= Your objective =
Quote, verbatim, all material below, without pictures.

::: Given entries

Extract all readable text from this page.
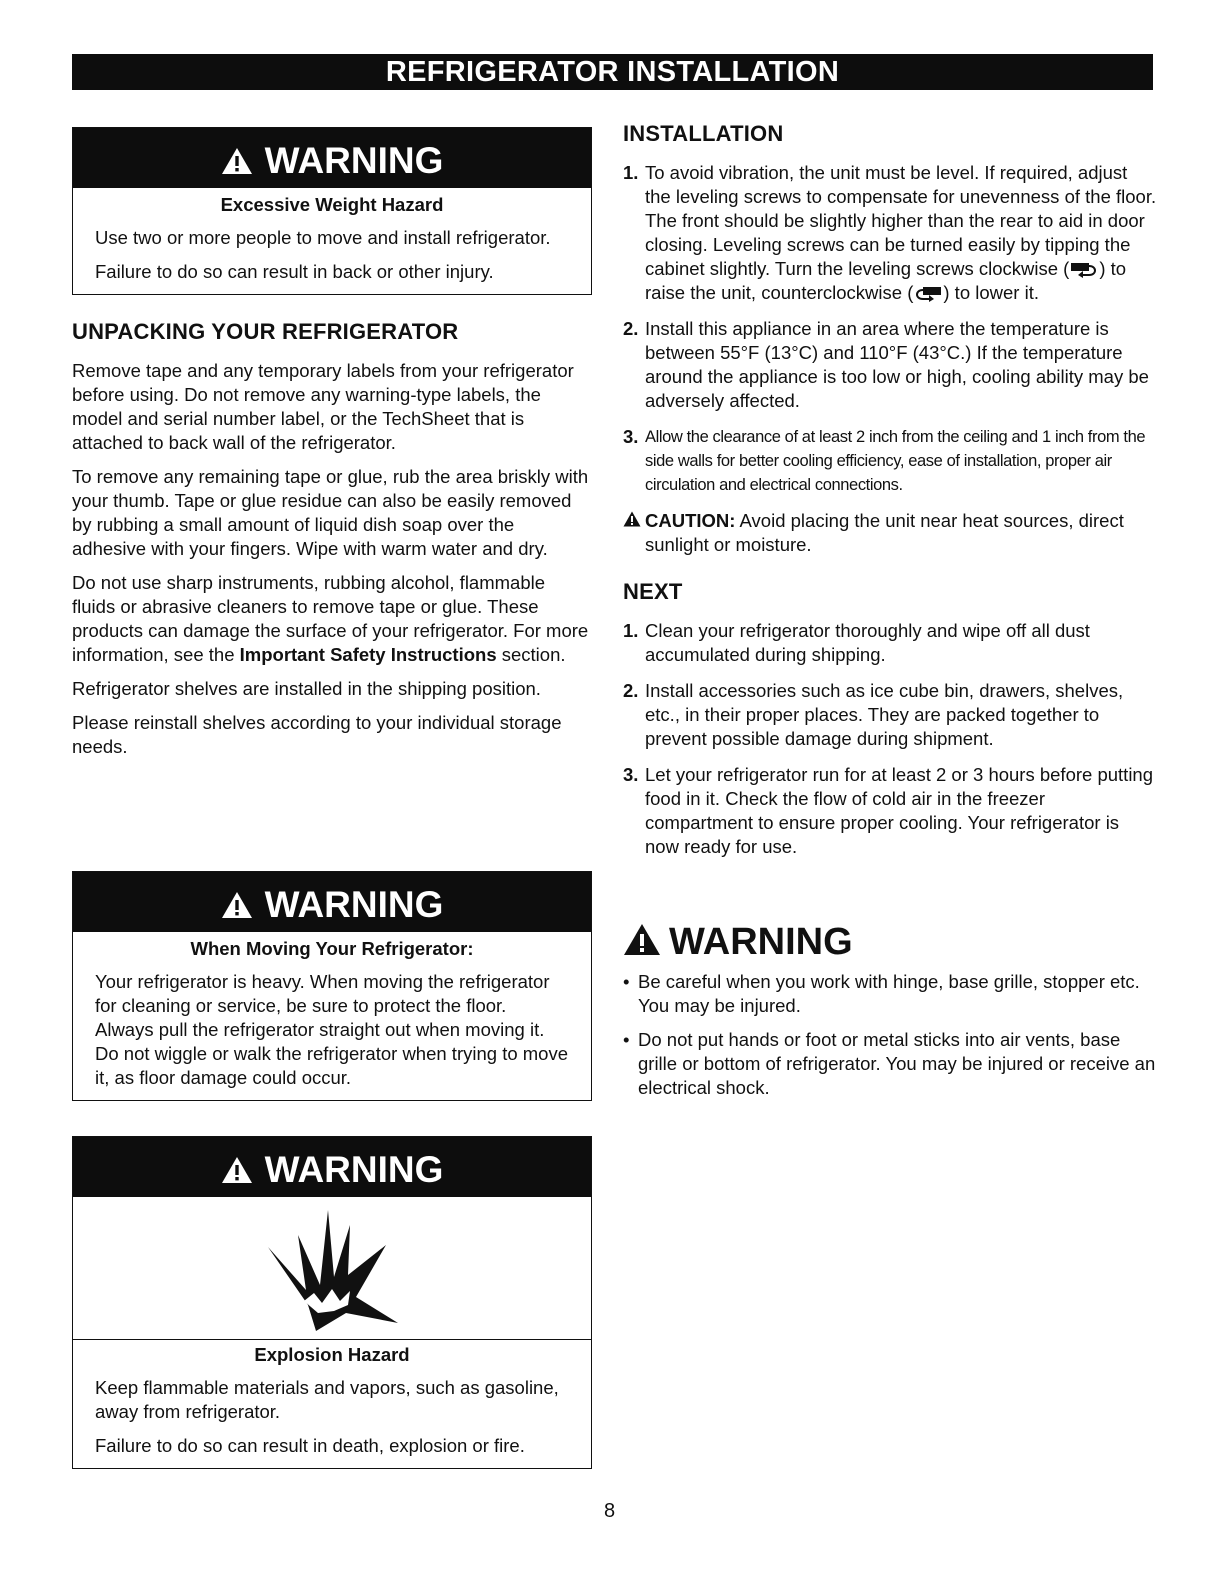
REFRIGERATOR INSTALLATION
WARNING

Excessive Weight Hazard

Use two or more people to move and install refrigerator.

Failure to do so can result in back or other injury.

UNPACKING YOUR REFRIGERATOR

Remove tape and any temporary labels from your refrigerator before using. Do not remove any warning-type labels, the model and serial number label, or the TechSheet that is attached to back wall of the refrigerator.

To remove any remaining tape or glue, rub the area briskly with your thumb. Tape or glue residue can also be easily removed by rubbing a small amount of liquid dish soap over the adhesive with your fingers. Wipe with warm water and dry.

Do not use sharp instruments, rubbing alcohol, flammable fluids or abrasive cleaners to remove tape or glue. These products can damage the surface of your refrigerator. For more information, see the Important Safety Instructions section.

Refrigerator shelves are installed in the shipping position.

Please reinstall shelves according to your individual storage needs.

WARNING

When Moving Your Refrigerator:

Your refrigerator is heavy. When moving the refrigerator for cleaning or service, be sure to protect the floor. Always pull the refrigerator straight out when moving it. Do not wiggle or walk the refrigerator when trying to move it, as floor damage could occur.

WARNING

Explosion Hazard

Keep flammable materials and vapors, such as gasoline, away from refrigerator.

Failure to do so can result in death, explosion or fire.

INSTALLATION
1. To avoid vibration, the unit must be level. If required, adjust the leveling screws to compensate for unevenness of the floor. The front should be slightly higher than the rear to aid in door closing. Leveling screws can be turned easily by tipping the cabinet slightly. Turn the leveling screws clockwise ( ) to raise the unit, counterclockwise ( ) to lower it.
2. Install this appliance in an area where the temperature is between 55°F (13°C) and 110°F (43°C.) If the temperature around the appliance is too low or high, cooling ability may be adversely affected.
3. Allow the clearance of at least 2 inch from the ceiling and 1 inch from the side walls for better cooling efficiency, ease of installation, proper air circulation and electrical connections.
CAUTION: Avoid placing the unit near heat sources, direct sunlight or moisture.
NEXT
1. Clean your refrigerator thoroughly and wipe off all dust accumulated during shipping.
2. Install accessories such as ice cube bin, drawers, shelves, etc., in their proper places. They are packed together to prevent possible damage during shipment.
3. Let your refrigerator run for at least 2 or 3 hours before putting food in it. Check the flow of cold air in the freezer compartment to ensure proper cooling. Your refrigerator is now ready for use.
WARNING
• Be careful when you work with hinge, base grille, stopper etc. You may be injured.
• Do not put hands or foot or metal sticks into air vents, base grille or bottom of refrigerator. You may be injured or receive an electrical shock.
8
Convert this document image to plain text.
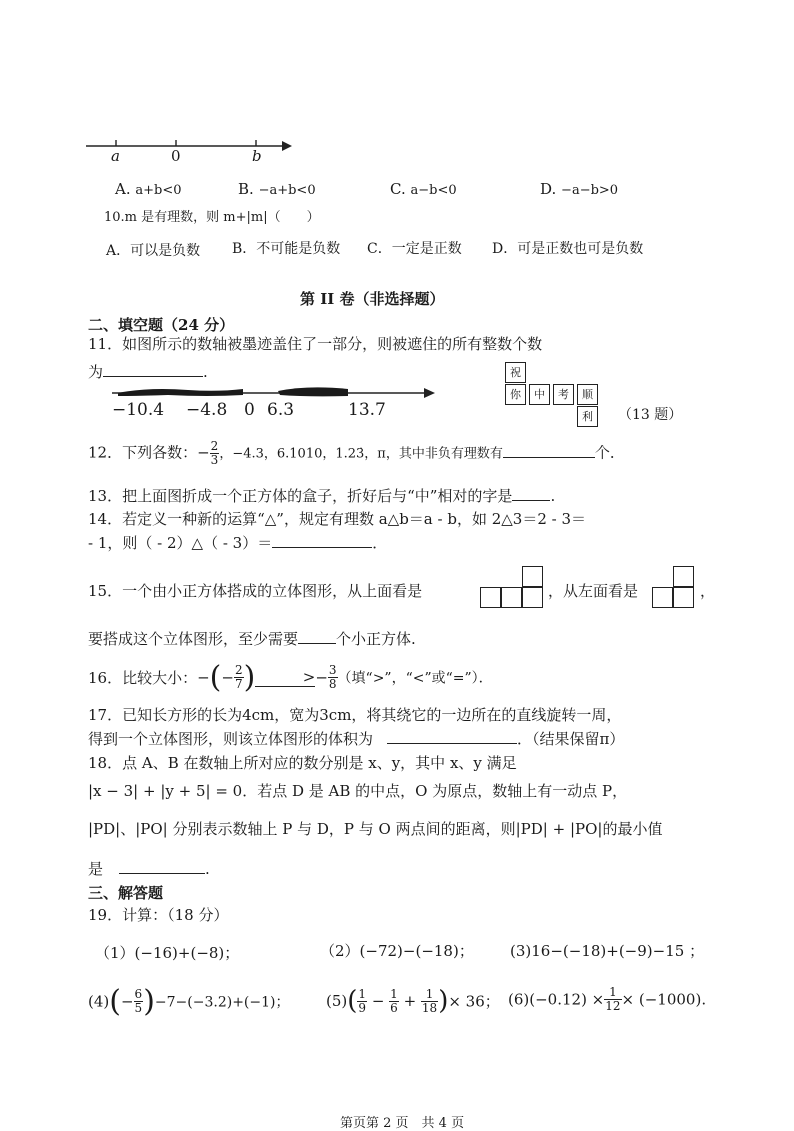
a	0	b
A. a+b<0	B. −a+b<0	C. a−b<0	D. −a−b>0
10.m 是有理数，则 m+|m|（　　）
A．可以是负数 B．不可能是负数 C．一定是正数 D．可是正数也可是负数
第 II 卷（非选择题）
二、填空题（24 分）
11．如图所示的数轴被墨迹盖住了一部分，则被遮住的所有整数个数
为	.
−10.4 −4.8 0 6.3	13.7
祝
你	中	考	顺
利	（13 题）
12．下列各数：− $\frac{2}{3}$ ，−4.3，6.1010，1.23̇，π，其中非负有理数有	个．
13．把上面图折成一个正方体的盒子，折好后与“中”相对的字是	.
14．若定义一种新的运算“△”，规定有理数 a△b＝a - b，如 2△3＝2 - 3＝
- 1，则（ - 2）△（ - 3）＝	．
15．一个由小正方体搭成的立体图形，从上面看是	，从左面看是	，
要搭成这个立体图形，至少需要	个小正方体.
16．比较大小：−(− $\frac{2}{7}$ )	>− $\frac{3}{8}$ （填“>”，“<”或“=”）．
17．已知长方形的长为4cm，宽为3cm，将其绕它的一边所在的直线旋转一周，
得到一个立体图形，则该立体图形的体积为	．（结果保留π）
18．点 A、B 在数轴上所对应的数分别是 x、y，其中 x、y 满足
|x − 3| + |y + 5| = 0．若点 D 是 AB 的中点，O 为原点，数轴上有一动点 P，
|PD|、|PO| 分别表示数轴上 P 与 D，P 与 O 两点间的距离，则|PD| + |PO|的最小值
是	.
三、解答题
19．计算：（18 分）
（1）(−16)+(−8)；	（2）(−72)−(−18)； (3)16−(−18)+(−9)−15 ；
$(4)(- \frac{6}{5} )-7-(-3.2)+(-1)$； $(5)( \frac{1}{9} - \frac{1}{6} + \frac{1}{18}$ )× 36； $(6)(-0.12) \times \frac{1}{12} \times (-1000)$.
第页第 2 页　共 4 页
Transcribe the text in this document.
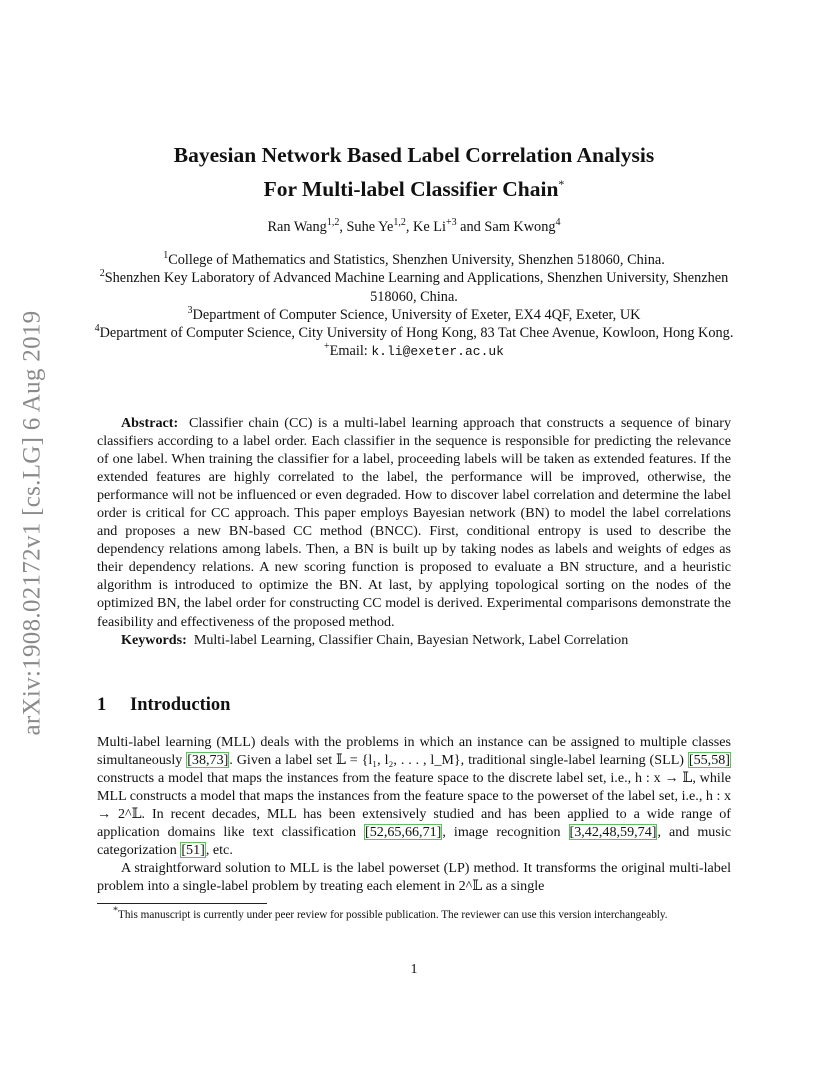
arXiv:1908.02172v1 [cs.LG] 6 Aug 2019
Bayesian Network Based Label Correlation Analysis
For Multi-label Classifier Chain*
Ran Wang$^{1,2}$, Suhe Ye$^{1,2}$, Ke $Li^{+3}$ and Sam Kwong$^4$
$^1$College of Mathematics and Statistics, Shenzhen University, Shenzhen 518060, China.
$^2$Shenzhen Key Laboratory of Advanced Machine Learning and Applications, Shenzhen University, Shenzhen 518060, China.
$^3$Department of Computer Science, University of Exeter, EX4 4QF, Exeter, UK
$^4$Department of Computer Science, City University of Hong Kong, 83 Tat Chee Avenue, Kowloon, Hong Kong.
+Email: k.li@exeter.ac.uk

Abstract: Classifier chain (CC) is a multi-label learning approach that constructs a sequence of binary classifiers according to a label order. Each classifier in the sequence is responsible for predicting the relevance of one label. When training the classifier for a label, proceeding labels will be taken as extended features. If the extended features are highly correlated to the label, the performance will be improved, otherwise, the performance will not be influenced or even degraded. How to discover label correlation and determine the label order is critical for CC approach. This paper employs Bayesian network (BN) to model the label correlations and proposes a new BN-based CC method (BNCC). First, conditional entropy is used to describe the dependency relations among labels. Then, a BN is built up by taking nodes as labels and weights of edges as their dependency relations. A new scoring function is proposed to evaluate a BN structure, and a heuristic algorithm is introduced to optimize the BN. At last, by applying topological sorting on the nodes of the optimized BN, the label order for constructing CC model is derived. Experimental comparisons demonstrate the feasibility and effectiveness of the proposed method.

Keywords: Multi-label Learning, Classifier Chain, Bayesian Network, Label Correlation

1 Introduction

Multi-label learning (MLL) deals with the problems in which an instance can be assigned to multiple classes simultaneously [38,73]. Given a label set 𝕃 = {l₁, l₂, . . . , l_M}, traditional single-label learning (SLL) [55,58] constructs a model that maps the instances from the feature space to the discrete label set, i.e., h : x → 𝕃, while MLL constructs a model that maps the instances from the feature space to the powerset of the label set, i.e., h : x → 2^𝕃. In recent decades, MLL has been extensively studied and has been applied to a wide range of application domains like text classification [52,65,66,71], image recognition [3,42,48,59,74], and music categorization [51], etc.

A straightforward solution to MLL is the label powerset (LP) method. It transforms the original multi-label problem into a single-label problem by treating each element in 2^𝕃 as a single

*This manuscript is currently under peer review for possible publication. The reviewer can use this version interchangeably.
1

::::::

= Output of the exercise =
Extract all readable text from this page.
REFRIGERATOR INSTALLATION
WARNING

Excessive Weight Hazard

Use two or more people to move and install refrigerator.

Failure to do so can result in back or other injury.

UNPACKING YOUR REFRIGERATOR

Remove tape and any temporary labels from your refrigerator before using. Do not remove any warning-type labels, the model and serial number label, or the TechSheet that is attached to back wall of the refrigerator.

To remove any remaining tape or glue, rub the area briskly with your thumb. Tape or glue residue can also be easily removed by rubbing a small amount of liquid dish soap over the adhesive with your fingers. Wipe with warm water and dry.

Do not use sharp instruments, rubbing alcohol, flammable fluids or abrasive cleaners to remove tape or glue. These products can damage the surface of your refrigerator. For more information, see the Important Safety Instructions section.

Refrigerator shelves are installed in the shipping position.

Please reinstall shelves according to your individual storage needs.

WARNING

When Moving Your Refrigerator:

Your refrigerator is heavy. When moving the refrigerator for cleaning or service, be sure to protect the floor. Always pull the refrigerator straight out when moving it. Do not wiggle or walk the refrigerator when trying to move it, as floor damage could occur.

WARNING

Explosion Hazard

Keep flammable materials and vapors, such as gasoline, away from refrigerator.

Failure to do so can result in death, explosion or fire.

INSTALLATION
1. To avoid vibration, the unit must be level. If required, adjust the leveling screws to compensate for unevenness of the floor. The front should be slightly higher than the rear to aid in door closing. Leveling screws can be turned easily by tipping the cabinet slightly. Turn the leveling screws clockwise ( ) to raise the unit, counterclockwise ( ) to lower it.
2. Install this appliance in an area where the temperature is between 55°F (13°C) and 110°F (43°C.) If the temperature around the appliance is too low or high, cooling ability may be adversely affected.
3. Allow the clearance of at least 2 inch from the ceiling and 1 inch from the side walls for better cooling efficiency, ease of installation, proper air circulation and electrical connections.
CAUTION: Avoid placing the unit near heat sources, direct sunlight or moisture.
NEXT
1. Clean your refrigerator thoroughly and wipe off all dust accumulated during shipping.
2. Install accessories such as ice cube bin, drawers, shelves, etc., in their proper places. They are packed together to prevent possible damage during shipment.
3. Let your refrigerator run for at least 2 or 3 hours before putting food in it. Check the flow of cold air in the freezer compartment to ensure proper cooling. Your refrigerator is now ready for use.
WARNING
• Be careful when you work with hinge, base grille, stopper etc. You may be injured.
• Do not put hands or foot or metal sticks into air vents, base grille or bottom of refrigerator. You may be injured or receive an electrical shock.
8
Convert this document image to plain text.
a	0	b
A. a+b<0	B. −a+b<0	C. a−b<0	D. −a−b>0
10.m 是有理数，则 m+|m|（　　）
A．可以是负数 B．不可能是负数 C．一定是正数 D．可是正数也可是负数
第 II 卷（非选择题）
二、填空题（24 分）
11．如图所示的数轴被墨迹盖住了一部分，则被遮住的所有整数个数
为	.
−10.4 −4.8 0 6.3	13.7
祝
你	中	考	顺
利	（13 题）
12．下列各数：− $\frac{2}{3}$ ，−4.3，6.1010，1.23̇，π，其中非负有理数有	个．
13．把上面图折成一个正方体的盒子，折好后与“中”相对的字是	.
14．若定义一种新的运算“△”，规定有理数 a△b＝a - b，如 2△3＝2 - 3＝
- 1，则（ - 2）△（ - 3）＝	．
15．一个由小正方体搭成的立体图形，从上面看是	，从左面看是	，
要搭成这个立体图形，至少需要	个小正方体.
16．比较大小：−(− $\frac{2}{7}$ )	>− $\frac{3}{8}$ （填“>”，“<”或“=”）．
17．已知长方形的长为4cm，宽为3cm，将其绕它的一边所在的直线旋转一周，
得到一个立体图形，则该立体图形的体积为	．（结果保留π）
18．点 A、B 在数轴上所对应的数分别是 x、y，其中 x、y 满足
|x − 3| + |y + 5| = 0．若点 D 是 AB 的中点，O 为原点，数轴上有一动点 P，
|PD|、|PO| 分别表示数轴上 P 与 D，P 与 O 两点间的距离，则|PD| + |PO|的最小值
是	.
三、解答题
19．计算：（18 分）
（1）(−16)+(−8)；	（2）(−72)−(−18)； (3)16−(−18)+(−9)−15 ；
$(4)(- \frac{6}{5} )-7-(-3.2)+(-1)$； $(5)( \frac{1}{9} - \frac{1}{6} + \frac{1}{18}$ )× 36； $(6)(-0.12) \times \frac{1}{12} \times (-1000)$.
第页第 2 页　共 4 页
Transcribe the text in this document.
arXiv:1908.02172v1 [cs.LG] 6 Aug 2019
Bayesian Network Based Label Correlation Analysis
For Multi-label Classifier Chain*
Ran Wang$^{1,2}$, Suhe Ye$^{1,2}$, Ke $Li^{+3}$ and Sam Kwong$^4$
$^1$College of Mathematics and Statistics, Shenzhen University, Shenzhen 518060, China.
$^2$Shenzhen Key Laboratory of Advanced Machine Learning and Applications, Shenzhen University, Shenzhen 518060, China.
$^3$Department of Computer Science, University of Exeter, EX4 4QF, Exeter, UK
$^4$Department of Computer Science, City University of Hong Kong, 83 Tat Chee Avenue, Kowloon, Hong Kong.
+Email: k.li@exeter.ac.uk

Abstract: Classifier chain (CC) is a multi-label learning approach that constructs a sequence of binary classifiers according to a label order. Each classifier in the sequence is responsible for predicting the relevance of one label. When training the classifier for a label, proceeding labels will be taken as extended features. If the extended features are highly correlated to the label, the performance will be improved, otherwise, the performance will not be influenced or even degraded. How to discover label correlation and determine the label order is critical for CC approach. This paper employs Bayesian network (BN) to model the label correlations and proposes a new BN-based CC method (BNCC). First, conditional entropy is used to describe the dependency relations among labels. Then, a BN is built up by taking nodes as labels and weights of edges as their dependency relations. A new scoring function is proposed to evaluate a BN structure, and a heuristic algorithm is introduced to optimize the BN. At last, by applying topological sorting on the nodes of the optimized BN, the label order for constructing CC model is derived. Experimental comparisons demonstrate the feasibility and effectiveness of the proposed method.

Keywords: Multi-label Learning, Classifier Chain, Bayesian Network, Label Correlation

1 Introduction

Multi-label learning (MLL) deals with the problems in which an instance can be assigned to multiple classes simultaneously [38,73]. Given a label set 𝕃 = {l₁, l₂, . . . , l_M}, traditional single-label learning (SLL) [55,58] constructs a model that maps the instances from the feature space to the discrete label set, i.e., h : x → 𝕃, while MLL constructs a model that maps the instances from the feature space to the powerset of the label set, i.e., h : x → 2^𝕃. In recent decades, MLL has been extensively studied and has been applied to a wide range of application domains like text classification [52,65,66,71], image recognition [3,42,48,59,74], and music categorization [51], etc.

A straightforward solution to MLL is the label powerset (LP) method. It transforms the original multi-label problem into a single-label problem by treating each element in 2^𝕃 as a single

*This manuscript is currently under peer review for possible publication. The reviewer can use this version interchangeably.
1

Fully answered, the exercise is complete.